*TASK INPUT*.
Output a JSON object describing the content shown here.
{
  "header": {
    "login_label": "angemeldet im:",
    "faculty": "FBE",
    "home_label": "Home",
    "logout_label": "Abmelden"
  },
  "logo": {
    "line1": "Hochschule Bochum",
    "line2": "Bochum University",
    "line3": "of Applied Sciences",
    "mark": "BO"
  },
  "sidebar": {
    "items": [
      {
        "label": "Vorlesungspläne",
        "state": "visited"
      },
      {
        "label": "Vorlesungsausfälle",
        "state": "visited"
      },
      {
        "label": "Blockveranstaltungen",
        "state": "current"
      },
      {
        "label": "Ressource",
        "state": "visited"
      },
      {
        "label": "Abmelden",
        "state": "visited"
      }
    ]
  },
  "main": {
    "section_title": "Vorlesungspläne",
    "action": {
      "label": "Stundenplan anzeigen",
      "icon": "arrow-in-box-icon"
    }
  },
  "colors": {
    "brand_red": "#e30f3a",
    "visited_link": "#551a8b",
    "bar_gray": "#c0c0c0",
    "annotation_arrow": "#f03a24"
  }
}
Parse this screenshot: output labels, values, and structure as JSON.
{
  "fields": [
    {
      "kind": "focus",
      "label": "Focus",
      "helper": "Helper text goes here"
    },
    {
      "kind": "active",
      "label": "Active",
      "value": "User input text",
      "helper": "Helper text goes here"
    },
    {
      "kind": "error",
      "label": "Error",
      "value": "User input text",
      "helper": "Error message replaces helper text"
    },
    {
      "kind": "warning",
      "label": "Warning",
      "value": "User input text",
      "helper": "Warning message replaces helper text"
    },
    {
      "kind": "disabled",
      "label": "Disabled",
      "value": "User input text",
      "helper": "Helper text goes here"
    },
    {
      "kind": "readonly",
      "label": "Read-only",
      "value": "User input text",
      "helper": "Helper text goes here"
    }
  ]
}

*GIVEN REQUEST*.
Return the line that contains "Parse this screenshot: output" along with every line after it through the end of the entries, exactly, adding nothing.

*EXERCISE SOLUTION*.
Parse this screenshot: output labels, values, and structure as JSON.
{
  "fields": [
    {
      "kind": "focus",
      "label": "Focus",
      "helper": "Helper text goes here"
    },
    {
      "kind": "active",
      "label": "Active",
      "value": "User input text",
      "helper": "Helper text goes here"
    },
    {
      "kind": "error",
      "label": "Error",
      "value": "User input text",
      "helper": "Error message replaces helper text"
    },
    {
      "kind": "warning",
      "label": "Warning",
      "value": "User input text",
      "helper": "Warning message replaces helper text"
    },
    {
      "kind": "disabled",
      "label": "Disabled",
      "value": "User input text",
      "helper": "Helper text goes here"
    },
    {
      "kind": "readonly",
      "label": "Read-only",
      "value": "User input text",
      "helper": "Helper text goes here"
    }
  ]
}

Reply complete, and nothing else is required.